DOCUMENT EXCERPT:
* START *

The graph of the average monthly precipitation of all stations for the available years was drawn for each station compared to the basin average, which can be seen in Figure 2. The watershed average was obtained using Arc GIS software (https://www.esri.com/en-us/arcgis/about-arcgis/overview accessed on 4 March 2024) and the Thiessen method, with a value of 24.47 mm. The three stations of Marand, Oshnavieh, and Mahabad have the highest rainfalls, which are more than the 25 mm average of the basin, but the stations of Ajabshir, Sahand, Shabestar, Salmas, and Bonab have a significant difference in terms of the average rainfall.

After receiving the coordinates and precipitation data from meteorological stations, the average precipitation during the existing statistical period was calculated for each month for each station. After randomizing the data of 16 stations and 12 months for each station (192 data rows) in Excel, 70% of the data were used for training (135 data values), and 30% of the data (58 data values) were used as test data. All models were trained and tested using Weka software (https://ml.cms.waikato.ac.nz//weka/, accessed on 4 March 2024). Table 2 introduces the input parameters for selecting scenarios and their short names.

The Correlation Matrix and Relief attribute Eval methods were used to select the input parameters in each scenario. This was performed according to the parameters’ correlation and characteristics with the average monthly rainfall. Table 3 shows the correlation of each parameter with the average monthly rainfall with the Correlation Matrix method, where their absolute values are considered, and how to select the most effective parameters with the Relief attribute Eval method. This method ranks them according to the characteristics of the parameters using a specific approach. Finally, after selecting the parameters with the Correlation Matrix and Relief attribute Eval methods, eight scenarios mentioned in Table 3 with different inputs were introduced. As can be seen, the first five scenarios were selected according to the Correlation Matrix method, and the next three scenarios were selected according to the Relief method.

* END *

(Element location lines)
* START *

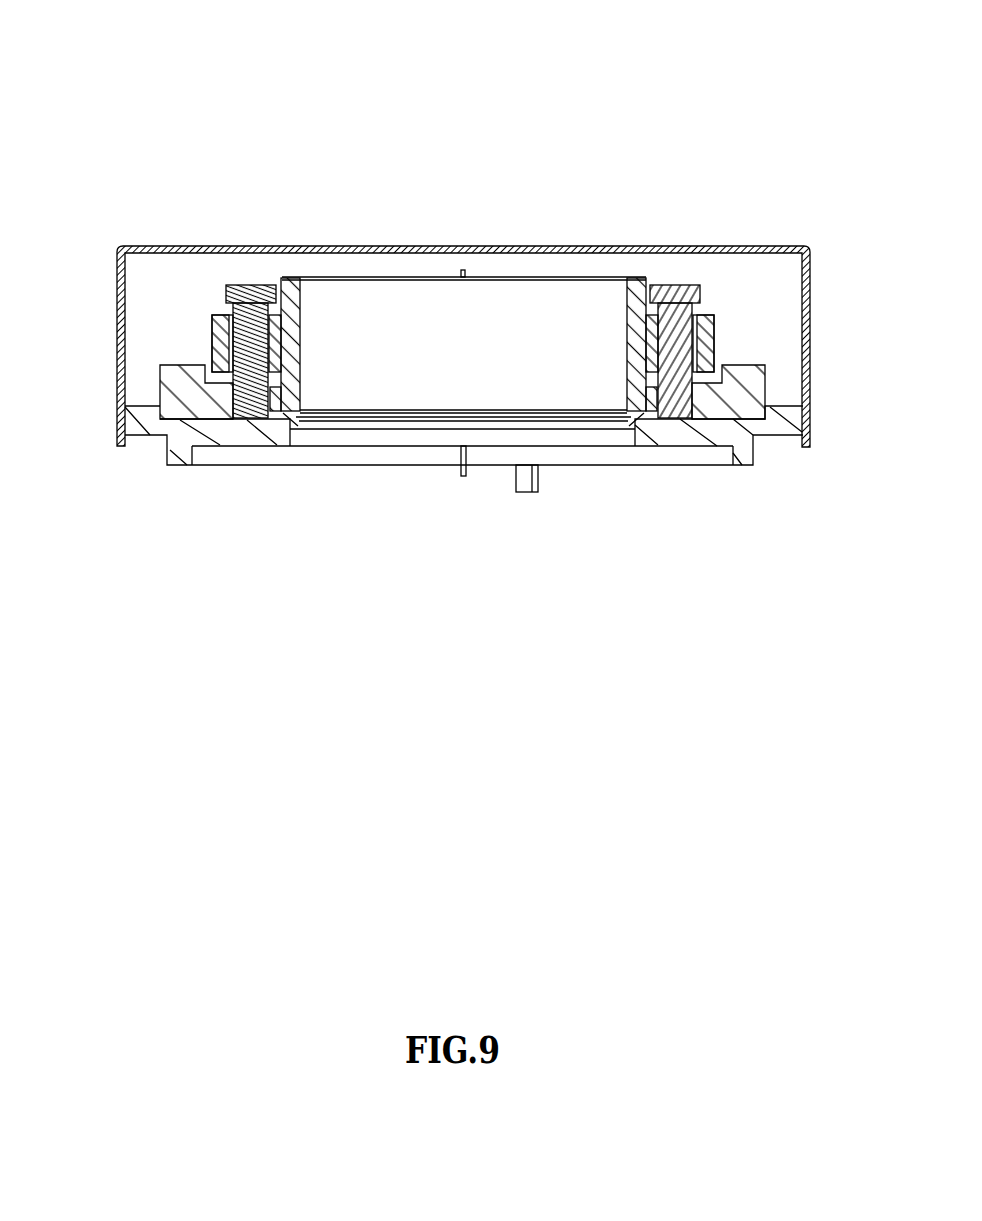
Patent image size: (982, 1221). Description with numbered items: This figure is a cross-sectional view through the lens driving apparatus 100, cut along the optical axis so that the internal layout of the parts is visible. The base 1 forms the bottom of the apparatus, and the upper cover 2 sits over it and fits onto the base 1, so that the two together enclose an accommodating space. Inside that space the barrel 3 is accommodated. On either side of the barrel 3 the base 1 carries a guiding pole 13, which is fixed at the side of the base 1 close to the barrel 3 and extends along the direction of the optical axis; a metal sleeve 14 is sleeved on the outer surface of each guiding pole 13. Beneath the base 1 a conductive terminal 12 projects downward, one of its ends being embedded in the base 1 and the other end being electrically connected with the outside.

The lens driving apparatus 100 is at (467, 41).
The base 1 is at (230, 433).
The upper cover 2 is at (180, 247).
The barrel 3 is at (213, 338).
The conductive terminal 12 is at (530, 478).
The guiding pole 13 is at (247, 330).
The metal sleeve 14 is at (270, 350).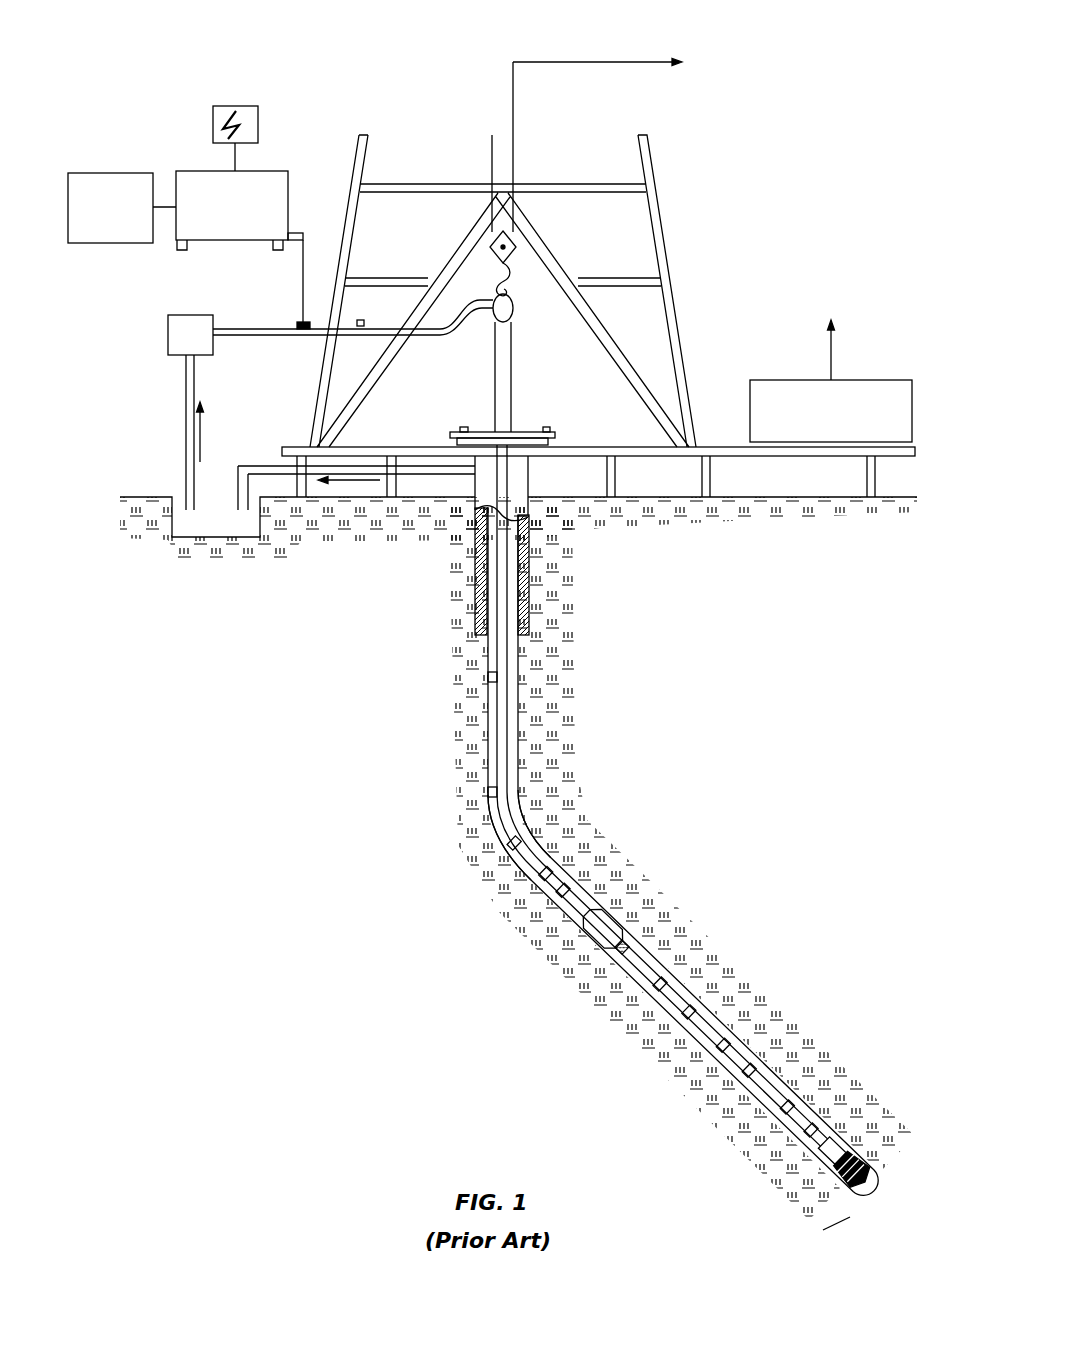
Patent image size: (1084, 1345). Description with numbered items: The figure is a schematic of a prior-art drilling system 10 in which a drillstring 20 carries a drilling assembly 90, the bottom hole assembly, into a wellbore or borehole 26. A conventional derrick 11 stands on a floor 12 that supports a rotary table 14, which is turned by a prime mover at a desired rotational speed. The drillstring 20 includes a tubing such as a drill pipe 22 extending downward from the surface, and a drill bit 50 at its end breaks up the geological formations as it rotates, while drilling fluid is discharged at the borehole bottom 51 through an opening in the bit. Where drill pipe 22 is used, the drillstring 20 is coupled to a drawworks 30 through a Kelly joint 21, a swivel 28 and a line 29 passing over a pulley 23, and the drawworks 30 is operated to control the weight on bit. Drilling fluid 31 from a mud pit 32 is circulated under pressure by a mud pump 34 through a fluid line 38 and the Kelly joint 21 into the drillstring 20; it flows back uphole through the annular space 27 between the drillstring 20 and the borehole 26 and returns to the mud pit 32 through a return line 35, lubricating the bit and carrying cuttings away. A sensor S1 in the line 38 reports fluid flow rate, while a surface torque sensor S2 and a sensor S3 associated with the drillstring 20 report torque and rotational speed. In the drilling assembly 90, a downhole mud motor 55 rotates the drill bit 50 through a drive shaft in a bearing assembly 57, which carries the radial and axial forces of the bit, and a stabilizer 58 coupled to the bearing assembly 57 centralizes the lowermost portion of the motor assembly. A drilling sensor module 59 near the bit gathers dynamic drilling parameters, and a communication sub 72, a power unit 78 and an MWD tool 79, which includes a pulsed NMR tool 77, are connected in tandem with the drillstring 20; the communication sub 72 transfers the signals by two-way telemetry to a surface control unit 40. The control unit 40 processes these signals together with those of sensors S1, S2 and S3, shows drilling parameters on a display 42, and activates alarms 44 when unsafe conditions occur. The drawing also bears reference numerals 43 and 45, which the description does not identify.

The drilling system 10 is at (415, 78).
The derrick 11 is at (520, 291).
The floor 12 is at (598, 438).
The rotary table 14 is at (518, 412).
The drillstring 20 is at (526, 728).
The Kelly joint 21 is at (535, 377).
The drill pipe 22 is at (488, 707).
The pulley 23 is at (530, 270).
The wellbore 26 is at (565, 822).
The annular space 27 is at (585, 858).
The swivel 28 is at (478, 329).
The line 29 is at (640, 141).
The drawworks 30 is at (849, 381).
The drilling fluid 31 is at (518, 531).
The mud pit 32 is at (243, 528).
The mud pump 34 is at (165, 326).
The return line 35 is at (356, 529).
The fluid line 38 is at (305, 405).
The surface control unit 40 is at (215, 184).
The display/monitor 42 is at (256, 98).
The sensor 43 is at (277, 308).
The alarms 44 is at (110, 224).
The signal line 45 is at (316, 232).
The drill bit 50 is at (888, 1163).
The borehole bottom 51 is at (828, 1243).
The downhole motor 55 is at (720, 1010).
The bearing assembly 57 is at (843, 1119).
The stabilizer 58 is at (862, 1133).
The drilling sensor module 59 is at (786, 1180).
The communication sub 72 is at (465, 833).
The pulsed NMR tool 77 is at (581, 942).
The power unit 78 is at (511, 865).
The MWD tool 79 is at (524, 884).
The drilling assembly 90 is at (752, 904).
The sensor S1 is at (380, 307).
The surface torque sensor S2 is at (574, 416).
The sensor S3 is at (439, 416).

* END *

WRITTEN EXERCISE A:
According to the rainfall modeling passage, which software was used to train and test all the models?
WRITTEN EXERCISE B:
Please carry the rainfall modeling passage forward from its last sentence.

EXERCISE ANSWER A:
Weka

EXERCISE ANSWER B:
Eight scenarios defined in Table 3 were entered into software, and all five mentioned models were implemented in each.

2.2. WEKA Software

The WEKA workbench is a collection of machine learning algorithms and data preprocessing tools and the name stands for ‘Waikato Environment for Knowledge Analysis’. Outside the university, the WEKA is a flightless bird with an inquisitive nature found only on the islands of New Zealand [13]. This software is among the modeling and data mining software with an easy and user-friendly user interface. This software is a collection of modern machine learning algorithms and data preprocessing tools and it is designed in such a way that existing methods can be quickly and flexibly tested on new data sets. It provides extensive support for the whole process of experimental data mining, including preparing the input data, evaluating learning schemes statistically, and visualizing the input data and the result of learning [13]. These days, WEKA enjoys widespread acceptance in both academia and business and has an active community [14].

After running the Weka software, we selected the data file from the explorer section, and then selected and ran different models from the classifier section.

2.3. Machine Learning-Based Models

2.3.1. Decision Tree Model (M5)

The M5 tree model was first introduced by Quinlan [15]. The tree model is based on the method of decision and overcoming [2]. The decision tree method with a supervised approach is a powerful model for data prediction and classification, a subset of machine learning and data mining methods. This model can be used for qualitative and quantitative data [16]. Because the decision tree method is a graphical method, the interpretation of the results may be simpler than other methods [17]. The formula for calculating standard deviation reduction (SDR) is as follows:

S D R = S d (T) - \sum_{i = 1}^{N} \frac{| T_{i} |}{| T |} S d (T_{i})

(1)

S d (T) = \sqrt{\frac{1}{N} (\sum_{i = 1}^{N} y_{i}^{2} - \frac{1}{N} {(\sum_{i = 1}^{N} y_{i})}^{2})}

(2)

In this relation, T is a set of samples (cases) that are entered into each node, T_i represents a subset of samples that have the i-th potential test result, Sd represents the standard deviation, y_i represents the numerical value of the target feature of sample i, and N represents the number of data values [18].

2.3.2. Random Forest Model (RF)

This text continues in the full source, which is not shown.